» **What you need to do**: Could you write out the records below exactly as they appear?

(Figure data in JSON)
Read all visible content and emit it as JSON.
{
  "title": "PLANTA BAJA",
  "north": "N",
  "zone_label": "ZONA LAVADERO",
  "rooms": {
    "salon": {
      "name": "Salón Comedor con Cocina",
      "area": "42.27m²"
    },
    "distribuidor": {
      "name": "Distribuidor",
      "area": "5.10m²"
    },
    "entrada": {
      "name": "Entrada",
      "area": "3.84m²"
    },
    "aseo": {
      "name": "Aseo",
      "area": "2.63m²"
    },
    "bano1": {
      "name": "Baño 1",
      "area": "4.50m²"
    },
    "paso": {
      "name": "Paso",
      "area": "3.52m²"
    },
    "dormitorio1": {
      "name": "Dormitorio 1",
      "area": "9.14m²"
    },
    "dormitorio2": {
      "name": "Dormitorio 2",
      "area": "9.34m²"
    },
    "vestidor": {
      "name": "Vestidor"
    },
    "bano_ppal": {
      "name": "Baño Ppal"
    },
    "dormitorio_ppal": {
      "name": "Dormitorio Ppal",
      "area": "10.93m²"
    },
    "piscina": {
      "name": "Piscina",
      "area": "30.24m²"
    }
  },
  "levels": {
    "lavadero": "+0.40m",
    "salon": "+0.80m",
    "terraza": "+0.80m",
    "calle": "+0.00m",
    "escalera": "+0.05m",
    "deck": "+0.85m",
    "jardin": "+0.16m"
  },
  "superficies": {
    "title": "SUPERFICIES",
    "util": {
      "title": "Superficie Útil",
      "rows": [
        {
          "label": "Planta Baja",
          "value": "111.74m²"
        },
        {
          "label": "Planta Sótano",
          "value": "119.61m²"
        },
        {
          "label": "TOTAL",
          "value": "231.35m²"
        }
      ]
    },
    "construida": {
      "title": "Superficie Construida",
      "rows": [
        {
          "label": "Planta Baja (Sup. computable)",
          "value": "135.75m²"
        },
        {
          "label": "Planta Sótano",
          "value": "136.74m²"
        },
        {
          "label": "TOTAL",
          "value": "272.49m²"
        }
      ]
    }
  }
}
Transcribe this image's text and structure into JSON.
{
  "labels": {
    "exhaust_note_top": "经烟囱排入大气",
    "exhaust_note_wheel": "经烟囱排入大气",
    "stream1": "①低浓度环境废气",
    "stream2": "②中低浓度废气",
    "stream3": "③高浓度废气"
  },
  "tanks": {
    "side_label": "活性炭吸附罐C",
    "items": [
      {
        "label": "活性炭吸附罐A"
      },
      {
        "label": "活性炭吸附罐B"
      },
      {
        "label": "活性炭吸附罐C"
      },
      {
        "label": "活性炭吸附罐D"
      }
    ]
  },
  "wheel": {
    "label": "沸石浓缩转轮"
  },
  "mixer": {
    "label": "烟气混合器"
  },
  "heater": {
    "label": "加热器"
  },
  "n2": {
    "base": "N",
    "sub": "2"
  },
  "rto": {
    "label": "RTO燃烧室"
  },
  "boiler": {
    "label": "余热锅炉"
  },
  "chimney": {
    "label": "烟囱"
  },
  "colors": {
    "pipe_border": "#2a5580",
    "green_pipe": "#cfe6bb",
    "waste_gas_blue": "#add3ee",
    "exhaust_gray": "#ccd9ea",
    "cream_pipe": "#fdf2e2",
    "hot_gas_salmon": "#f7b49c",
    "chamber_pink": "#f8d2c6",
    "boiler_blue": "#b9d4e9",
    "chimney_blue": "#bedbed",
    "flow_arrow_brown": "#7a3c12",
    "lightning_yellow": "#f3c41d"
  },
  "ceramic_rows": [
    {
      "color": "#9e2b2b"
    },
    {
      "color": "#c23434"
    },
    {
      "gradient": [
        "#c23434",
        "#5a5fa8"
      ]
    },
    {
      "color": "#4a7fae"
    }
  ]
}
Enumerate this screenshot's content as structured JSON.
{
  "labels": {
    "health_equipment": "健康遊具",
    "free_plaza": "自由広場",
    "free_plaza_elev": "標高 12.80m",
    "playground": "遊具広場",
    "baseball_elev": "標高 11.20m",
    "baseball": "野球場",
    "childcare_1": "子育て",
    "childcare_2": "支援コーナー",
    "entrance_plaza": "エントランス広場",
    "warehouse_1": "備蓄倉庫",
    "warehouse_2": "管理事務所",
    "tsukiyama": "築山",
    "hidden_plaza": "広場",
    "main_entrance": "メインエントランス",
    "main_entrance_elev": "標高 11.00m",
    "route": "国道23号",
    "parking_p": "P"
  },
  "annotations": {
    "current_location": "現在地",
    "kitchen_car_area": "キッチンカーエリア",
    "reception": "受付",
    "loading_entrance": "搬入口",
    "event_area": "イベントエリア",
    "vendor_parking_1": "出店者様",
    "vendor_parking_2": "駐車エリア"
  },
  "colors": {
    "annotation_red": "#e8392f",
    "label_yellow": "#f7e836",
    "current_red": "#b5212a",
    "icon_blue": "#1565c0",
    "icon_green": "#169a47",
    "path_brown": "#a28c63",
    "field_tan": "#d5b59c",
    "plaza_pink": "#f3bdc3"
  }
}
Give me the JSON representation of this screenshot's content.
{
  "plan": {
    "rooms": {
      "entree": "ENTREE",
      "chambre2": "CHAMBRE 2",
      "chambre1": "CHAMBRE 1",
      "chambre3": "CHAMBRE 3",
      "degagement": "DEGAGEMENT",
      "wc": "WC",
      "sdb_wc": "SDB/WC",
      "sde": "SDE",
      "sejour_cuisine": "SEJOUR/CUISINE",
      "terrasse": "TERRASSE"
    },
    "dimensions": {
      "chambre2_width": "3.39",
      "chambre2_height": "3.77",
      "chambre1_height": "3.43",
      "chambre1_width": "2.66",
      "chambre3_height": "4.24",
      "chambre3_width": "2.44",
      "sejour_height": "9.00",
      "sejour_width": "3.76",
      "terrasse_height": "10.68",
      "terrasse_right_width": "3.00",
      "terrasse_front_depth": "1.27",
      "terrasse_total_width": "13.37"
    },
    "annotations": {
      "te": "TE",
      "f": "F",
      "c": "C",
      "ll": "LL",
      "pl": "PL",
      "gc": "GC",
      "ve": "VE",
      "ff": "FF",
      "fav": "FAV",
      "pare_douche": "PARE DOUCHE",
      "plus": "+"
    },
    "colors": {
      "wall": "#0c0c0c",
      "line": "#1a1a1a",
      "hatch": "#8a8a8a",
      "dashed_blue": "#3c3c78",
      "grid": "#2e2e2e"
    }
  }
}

» **Output for this task**:
Read all visible content and emit it as JSON.
{
  "title": "PLANTA BAJA",
  "north": "N",
  "zone_label": "ZONA LAVADERO",
  "rooms": {
    "salon": {
      "name": "Salón Comedor con Cocina",
      "area": "42.27m²"
    },
    "distribuidor": {
      "name": "Distribuidor",
      "area": "5.10m²"
    },
    "entrada": {
      "name": "Entrada",
      "area": "3.84m²"
    },
    "aseo": {
      "name": "Aseo",
      "area": "2.63m²"
    },
    "bano1": {
      "name": "Baño 1",
      "area": "4.50m²"
    },
    "paso": {
      "name": "Paso",
      "area": "3.52m²"
    },
    "dormitorio1": {
      "name": "Dormitorio 1",
      "area": "9.14m²"
    },
    "dormitorio2": {
      "name": "Dormitorio 2",
      "area": "9.34m²"
    },
    "vestidor": {
      "name": "Vestidor"
    },
    "bano_ppal": {
      "name": "Baño Ppal"
    },
    "dormitorio_ppal": {
      "name": "Dormitorio Ppal",
      "area": "10.93m²"
    },
    "piscina": {
      "name": "Piscina",
      "area": "30.24m²"
    }
  },
  "levels": {
    "lavadero": "+0.40m",
    "salon": "+0.80m",
    "terraza": "+0.80m",
    "calle": "+0.00m",
    "escalera": "+0.05m",
    "deck": "+0.85m",
    "jardin": "+0.16m"
  },
  "superficies": {
    "title": "SUPERFICIES",
    "util": {
      "title": "Superficie Útil",
      "rows": [
        {
          "label": "Planta Baja",
          "value": "111.74m²"
        },
        {
          "label": "Planta Sótano",
          "value": "119.61m²"
        },
        {
          "label": "TOTAL",
          "value": "231.35m²"
        }
      ]
    },
    "construida": {
      "title": "Superficie Construida",
      "rows": [
        {
          "label": "Planta Baja (Sup. computable)",
          "value": "135.75m²"
        },
        {
          "label": "Planta Sótano",
          "value": "136.74m²"
        },
        {
          "label": "TOTAL",
          "value": "272.49m²"
        }
      ]
    }
  }
}
Transcribe this image's text and structure into JSON.
{
  "labels": {
    "exhaust_note_top": "经烟囱排入大气",
    "exhaust_note_wheel": "经烟囱排入大气",
    "stream1": "①低浓度环境废气",
    "stream2": "②中低浓度废气",
    "stream3": "③高浓度废气"
  },
  "tanks": {
    "side_label": "活性炭吸附罐C",
    "items": [
      {
        "label": "活性炭吸附罐A"
      },
      {
        "label": "活性炭吸附罐B"
      },
      {
        "label": "活性炭吸附罐C"
      },
      {
        "label": "活性炭吸附罐D"
      }
    ]
  },
  "wheel": {
    "label": "沸石浓缩转轮"
  },
  "mixer": {
    "label": "烟气混合器"
  },
  "heater": {
    "label": "加热器"
  },
  "n2": {
    "base": "N",
    "sub": "2"
  },
  "rto": {
    "label": "RTO燃烧室"
  },
  "boiler": {
    "label": "余热锅炉"
  },
  "chimney": {
    "label": "烟囱"
  },
  "colors": {
    "pipe_border": "#2a5580",
    "green_pipe": "#cfe6bb",
    "waste_gas_blue": "#add3ee",
    "exhaust_gray": "#ccd9ea",
    "cream_pipe": "#fdf2e2",
    "hot_gas_salmon": "#f7b49c",
    "chamber_pink": "#f8d2c6",
    "boiler_blue": "#b9d4e9",
    "chimney_blue": "#bedbed",
    "flow_arrow_brown": "#7a3c12",
    "lightning_yellow": "#f3c41d"
  },
  "ceramic_rows": [
    {
      "color": "#9e2b2b"
    },
    {
      "color": "#c23434"
    },
    {
      "gradient": [
        "#c23434",
        "#5a5fa8"
      ]
    },
    {
      "color": "#4a7fae"
    }
  ]
}
Enumerate this screenshot's content as structured JSON.
{
  "labels": {
    "health_equipment": "健康遊具",
    "free_plaza": "自由広場",
    "free_plaza_elev": "標高 12.80m",
    "playground": "遊具広場",
    "baseball_elev": "標高 11.20m",
    "baseball": "野球場",
    "childcare_1": "子育て",
    "childcare_2": "支援コーナー",
    "entrance_plaza": "エントランス広場",
    "warehouse_1": "備蓄倉庫",
    "warehouse_2": "管理事務所",
    "tsukiyama": "築山",
    "hidden_plaza": "広場",
    "main_entrance": "メインエントランス",
    "main_entrance_elev": "標高 11.00m",
    "route": "国道23号",
    "parking_p": "P"
  },
  "annotations": {
    "current_location": "現在地",
    "kitchen_car_area": "キッチンカーエリア",
    "reception": "受付",
    "loading_entrance": "搬入口",
    "event_area": "イベントエリア",
    "vendor_parking_1": "出店者様",
    "vendor_parking_2": "駐車エリア"
  },
  "colors": {
    "annotation_red": "#e8392f",
    "label_yellow": "#f7e836",
    "current_red": "#b5212a",
    "icon_blue": "#1565c0",
    "icon_green": "#169a47",
    "path_brown": "#a28c63",
    "field_tan": "#d5b59c",
    "plaza_pink": "#f3bdc3"
  }
}
Give me the JSON representation of this screenshot's content.
{
  "plan": {
    "rooms": {
      "entree": "ENTREE",
      "chambre2": "CHAMBRE 2",
      "chambre1": "CHAMBRE 1",
      "chambre3": "CHAMBRE 3",
      "degagement": "DEGAGEMENT",
      "wc": "WC",
      "sdb_wc": "SDB/WC",
      "sde": "SDE",
      "sejour_cuisine": "SEJOUR/CUISINE",
      "terrasse": "TERRASSE"
    },
    "dimensions": {
      "chambre2_width": "3.39",
      "chambre2_height": "3.77",
      "chambre1_height": "3.43",
      "chambre1_width": "2.66",
      "chambre3_height": "4.24",
      "chambre3_width": "2.44",
      "sejour_height": "9.00",
      "sejour_width": "3.76",
      "terrasse_height": "10.68",
      "terrasse_right_width": "3.00",
      "terrasse_front_depth": "1.27",
      "terrasse_total_width": "13.37"
    },
    "annotations": {
      "te": "TE",
      "f": "F",
      "c": "C",
      "ll": "LL",
      "pl": "PL",
      "gc": "GC",
      "ve": "VE",
      "ff": "FF",
      "fav": "FAV",
      "pare_douche": "PARE DOUCHE",
      "plus": "+"
    },
    "colors": {
      "wall": "#0c0c0c",
      "line": "#1a1a1a",
      "hatch": "#8a8a8a",
      "dashed_blue": "#3c3c78",
      "grid": "#2e2e2e"
    }
  }
}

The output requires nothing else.